--- start ---
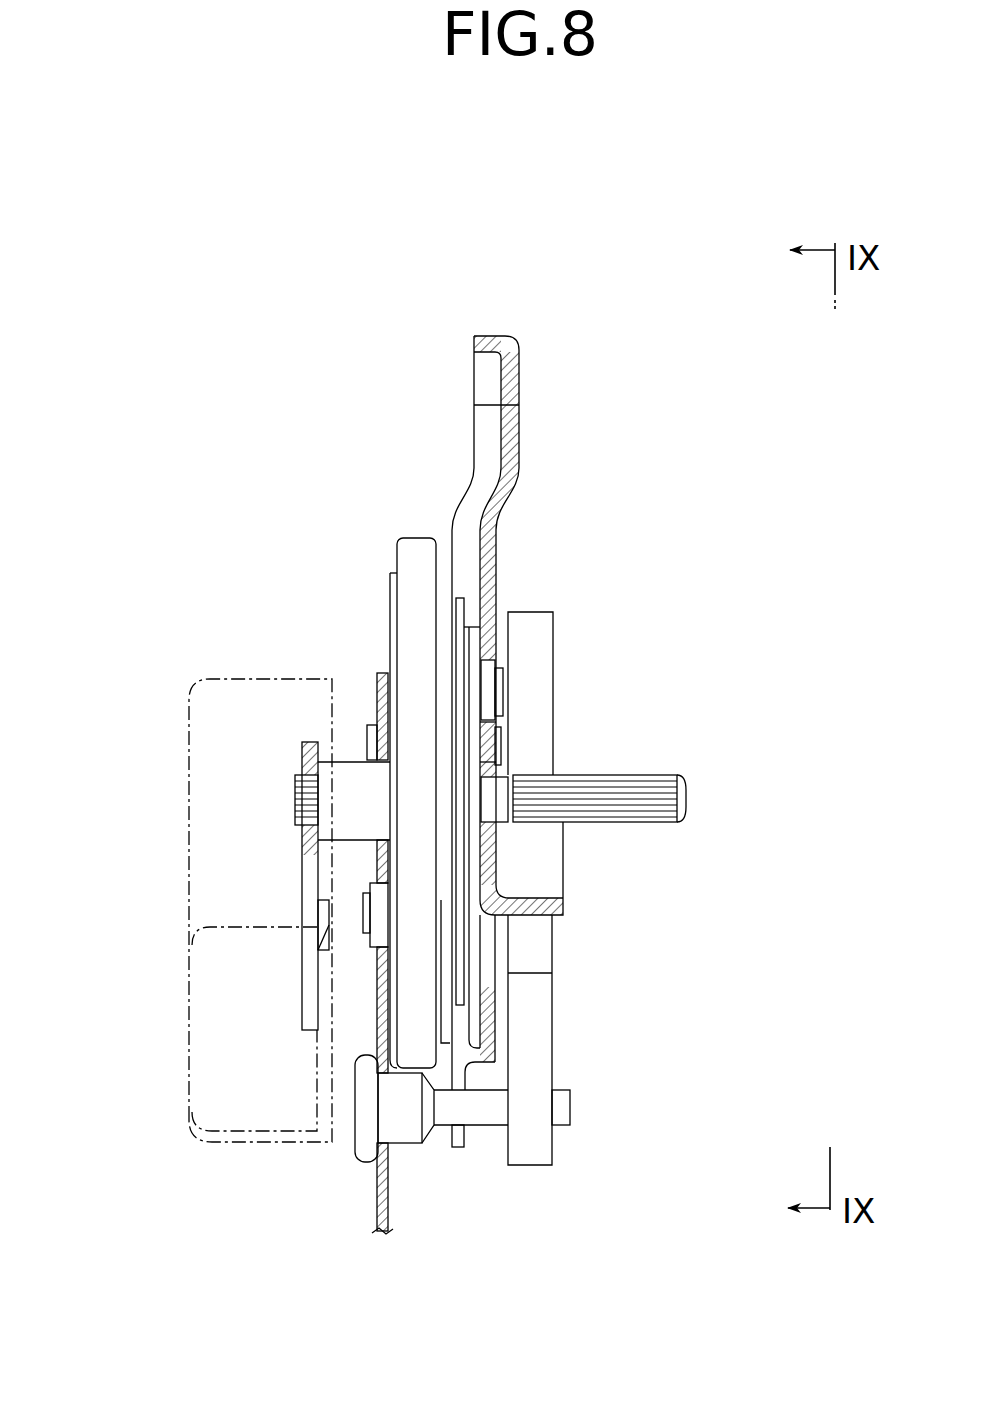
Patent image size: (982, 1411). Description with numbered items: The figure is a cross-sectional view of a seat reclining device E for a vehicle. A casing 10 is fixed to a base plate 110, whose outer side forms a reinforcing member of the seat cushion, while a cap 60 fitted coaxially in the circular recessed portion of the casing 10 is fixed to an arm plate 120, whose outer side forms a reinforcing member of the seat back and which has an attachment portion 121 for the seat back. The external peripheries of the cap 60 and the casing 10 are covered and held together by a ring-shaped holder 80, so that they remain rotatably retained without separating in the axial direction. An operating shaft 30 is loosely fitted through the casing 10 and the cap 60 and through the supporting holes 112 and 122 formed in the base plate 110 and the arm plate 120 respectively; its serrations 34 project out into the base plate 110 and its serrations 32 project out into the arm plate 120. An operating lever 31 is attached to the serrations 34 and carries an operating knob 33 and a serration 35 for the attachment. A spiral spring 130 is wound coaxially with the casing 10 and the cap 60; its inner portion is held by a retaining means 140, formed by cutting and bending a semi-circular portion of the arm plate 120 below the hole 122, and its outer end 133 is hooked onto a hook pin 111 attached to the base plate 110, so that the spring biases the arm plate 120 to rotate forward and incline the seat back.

The seat reclining device E is at (405, 480).
The casing 10 is at (384, 582).
The operating shaft 30 is at (697, 797).
The operating lever 31 is at (302, 965).
The serrations 32 is at (652, 775).
The operating knob 33 is at (189, 1078).
The serrations 34 is at (297, 775).
The serration 35 is at (295, 800).
The cap 60 is at (480, 601).
The ring-shaped holder 80 is at (417, 1027).
The base plate 110 is at (378, 1200).
The hook pin 111 is at (570, 1108).
The supporting hole 112 is at (383, 836).
The arm plate 120 is at (528, 380).
The attachment portion 121 is at (520, 482).
The supporting hole 122 is at (497, 768).
The spiral spring 130 is at (560, 647).
The outer end 133 is at (455, 1150).
The retaining means 140 is at (570, 911).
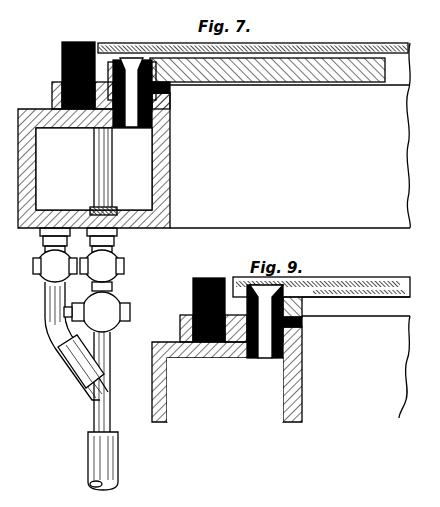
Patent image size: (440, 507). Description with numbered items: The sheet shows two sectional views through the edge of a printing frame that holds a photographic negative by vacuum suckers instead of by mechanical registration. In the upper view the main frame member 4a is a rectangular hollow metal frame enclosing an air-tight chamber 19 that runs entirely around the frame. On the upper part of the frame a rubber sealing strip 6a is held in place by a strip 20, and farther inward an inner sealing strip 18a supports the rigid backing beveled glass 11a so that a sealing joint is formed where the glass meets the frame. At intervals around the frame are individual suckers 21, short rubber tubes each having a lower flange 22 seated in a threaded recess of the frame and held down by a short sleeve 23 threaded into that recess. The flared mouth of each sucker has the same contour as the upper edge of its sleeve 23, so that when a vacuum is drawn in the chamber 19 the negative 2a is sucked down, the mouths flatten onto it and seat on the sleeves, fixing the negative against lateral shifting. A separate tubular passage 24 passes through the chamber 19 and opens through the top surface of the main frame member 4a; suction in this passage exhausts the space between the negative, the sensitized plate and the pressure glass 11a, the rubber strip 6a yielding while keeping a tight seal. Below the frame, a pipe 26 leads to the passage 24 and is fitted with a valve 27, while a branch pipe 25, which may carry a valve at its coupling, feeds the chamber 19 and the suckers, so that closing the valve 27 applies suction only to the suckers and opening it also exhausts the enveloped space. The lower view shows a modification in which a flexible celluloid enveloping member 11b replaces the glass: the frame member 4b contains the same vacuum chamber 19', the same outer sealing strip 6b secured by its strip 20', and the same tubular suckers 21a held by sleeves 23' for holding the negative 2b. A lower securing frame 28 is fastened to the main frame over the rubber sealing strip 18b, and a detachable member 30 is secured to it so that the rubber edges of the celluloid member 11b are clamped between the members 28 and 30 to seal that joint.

In FIG. 7, the negative 2a is at (330, 52).
In FIG. 9, the negative 2b is at (381, 283).
In FIG. 7, the main frame member 4a is at (167, 162).
In FIG. 9, the main frame member 4b is at (163, 400).
In FIG. 7, the sealing strip 6a is at (62, 56).
In FIG. 9, the outer sealing strip 6b is at (194, 287).
In FIG. 7, the beveled glass 11a is at (314, 74).
In FIG. 9, the celluloid enveloping member 11b is at (392, 297).
In FIG. 7, the inner sealing strip 18a is at (170, 88).
In FIG. 9, the rubber sealing strip 18b is at (301, 322).
In FIG. 7, the air-tight chamber 19 is at (94, 169).
In FIG. 9, the vacuum chamber 19' is at (225, 390).
In FIG. 7, the strip 20 is at (60, 85).
In FIG. 9, the strip 20' is at (201, 318).
In FIG. 7, the individual sucker 21 is at (128, 58).
In FIG. 9, the tubular sucker 21a is at (262, 285).
In FIG. 7, the lower flange 22 is at (148, 107).
In FIG. 7, the sleeve 23 is at (138, 55).
In FIG. 9, the sleeve 23' is at (254, 346).
In FIG. 7, the tubular passage 24 is at (103, 168).
In FIG. 7, the pipe 25 is at (76, 360).
In FIG. 7, the pipe 26 is at (60, 264).
In FIG. 7, the valve 27 is at (70, 324).
In FIG. 9, the securing frame 28 is at (298, 307).
In FIG. 9, the detachable securing member 30 is at (306, 284).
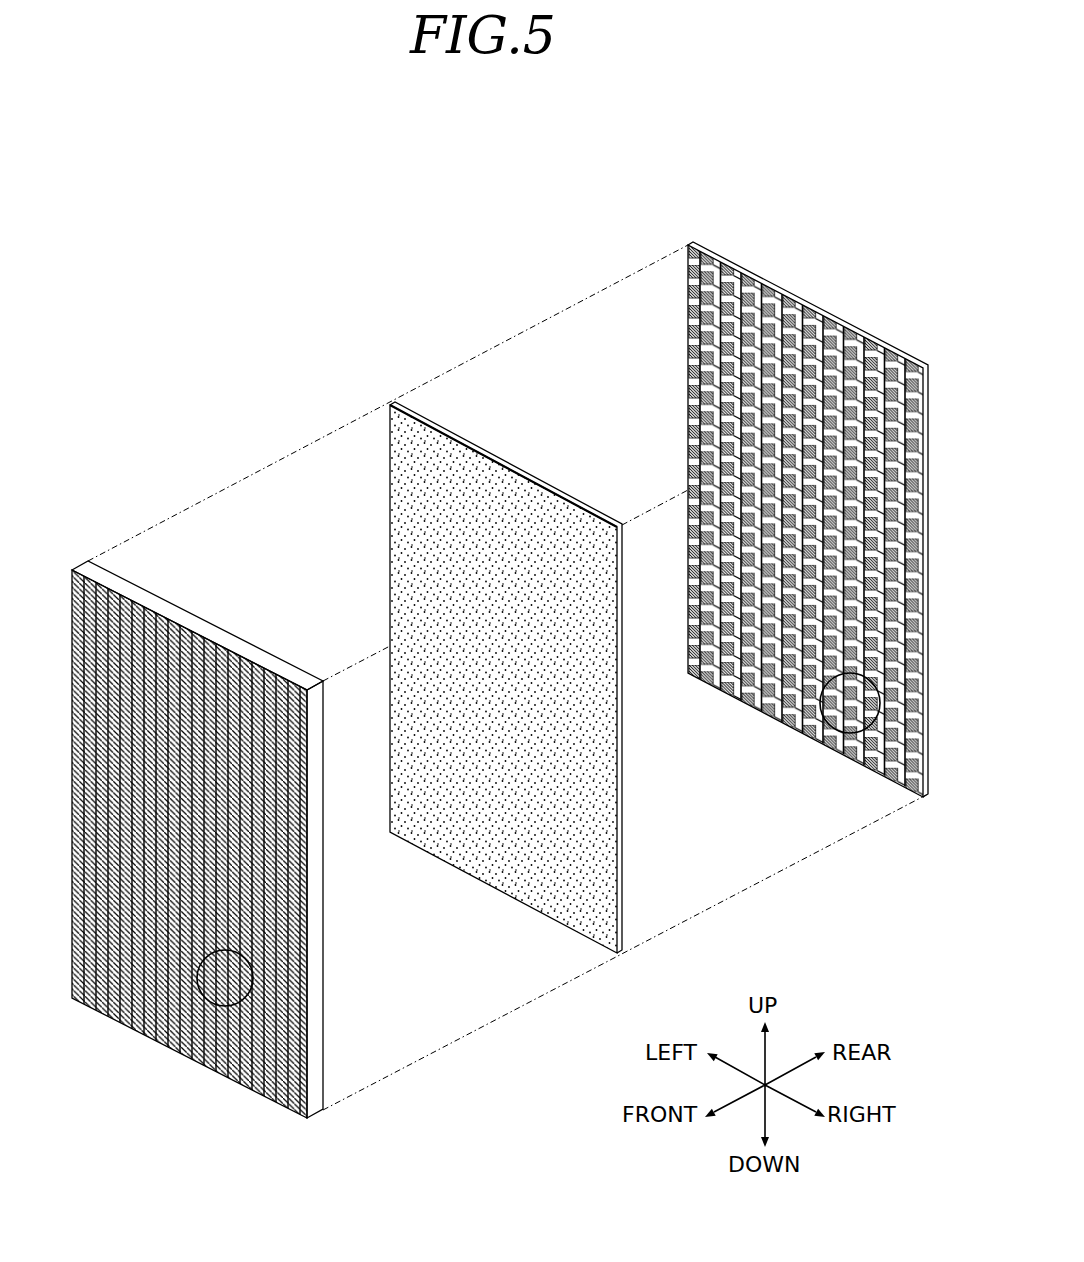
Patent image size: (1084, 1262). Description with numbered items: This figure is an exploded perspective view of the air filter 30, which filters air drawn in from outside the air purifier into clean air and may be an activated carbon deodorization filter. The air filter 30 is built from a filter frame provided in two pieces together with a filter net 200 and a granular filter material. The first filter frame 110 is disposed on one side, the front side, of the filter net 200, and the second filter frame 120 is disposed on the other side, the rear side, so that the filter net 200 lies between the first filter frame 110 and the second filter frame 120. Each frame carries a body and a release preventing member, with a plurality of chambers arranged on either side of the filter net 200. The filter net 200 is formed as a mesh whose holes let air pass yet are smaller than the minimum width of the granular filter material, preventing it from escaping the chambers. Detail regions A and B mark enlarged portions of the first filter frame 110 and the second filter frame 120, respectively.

The air filter 30 is at (417, 303).
The first filter frame 110 is at (124, 555).
The second filter frame 120 is at (772, 262).
The filter net 200 is at (490, 477).
The detail region A is at (252, 988).
The detail region B is at (840, 730).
--- end ---
Pull out, word for word, every line from the one containing "Patent image size: (1084, 1262)." through the final line of the rows, including both ends.

Patent image size: (1084, 1262). Description with numbered items: This figure is an exploded perspective view of the air filter 30, which filters air drawn in from outside the air purifier into clean air and may be an activated carbon deodorization filter. The air filter 30 is built from a filter frame provided in two pieces together with a filter net 200 and a granular filter material. The first filter frame 110 is disposed on one side, the front side, of the filter net 200, and the second filter frame 120 is disposed on the other side, the rear side, so that the filter net 200 lies between the first filter frame 110 and the second filter frame 120. Each frame carries a body and a release preventing member, with a plurality of chambers arranged on either side of the filter net 200. The filter net 200 is formed as a mesh whose holes let air pass yet are smaller than the minimum width of the granular filter material, preventing it from escaping the chambers. Detail regions A and B mark enlarged portions of the first filter frame 110 and the second filter frame 120, respectively.

The air filter 30 is at (417, 303).
The first filter frame 110 is at (124, 555).
The second filter frame 120 is at (772, 262).
The filter net 200 is at (490, 477).
The detail region A is at (252, 988).
The detail region B is at (840, 730).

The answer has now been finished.